◆ Set problem
Copy out all the records, word for word.

——————

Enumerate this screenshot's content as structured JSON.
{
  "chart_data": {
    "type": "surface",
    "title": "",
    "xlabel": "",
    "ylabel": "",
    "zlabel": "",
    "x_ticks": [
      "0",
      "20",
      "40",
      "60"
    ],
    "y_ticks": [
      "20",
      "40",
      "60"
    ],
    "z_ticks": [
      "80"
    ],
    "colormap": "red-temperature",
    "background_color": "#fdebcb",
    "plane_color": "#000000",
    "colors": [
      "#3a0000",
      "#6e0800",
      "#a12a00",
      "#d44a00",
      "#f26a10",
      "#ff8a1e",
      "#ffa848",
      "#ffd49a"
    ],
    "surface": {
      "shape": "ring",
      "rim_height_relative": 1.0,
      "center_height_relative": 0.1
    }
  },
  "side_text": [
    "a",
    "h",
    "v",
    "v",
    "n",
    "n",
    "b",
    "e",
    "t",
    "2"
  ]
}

——————

◆ Exercise output
Enumerate this screenshot's content as structured JSON.
{
  "chart_data": {
    "type": "surface",
    "title": "",
    "xlabel": "",
    "ylabel": "",
    "zlabel": "",
    "x_ticks": [
      "0",
      "20",
      "40",
      "60"
    ],
    "y_ticks": [
      "20",
      "40",
      "60"
    ],
    "z_ticks": [
      "80"
    ],
    "colormap": "red-temperature",
    "background_color": "#fdebcb",
    "plane_color": "#000000",
    "colors": [
      "#3a0000",
      "#6e0800",
      "#a12a00",
      "#d44a00",
      "#f26a10",
      "#ff8a1e",
      "#ffa848",
      "#ffd49a"
    ],
    "surface": {
      "shape": "ring",
      "rim_height_relative": 1.0,
      "center_height_relative": 0.1
    }
  },
  "side_text": [
    "a",
    "h",
    "v",
    "v",
    "n",
    "n",
    "b",
    "e",
    "t",
    "2"
  ]
}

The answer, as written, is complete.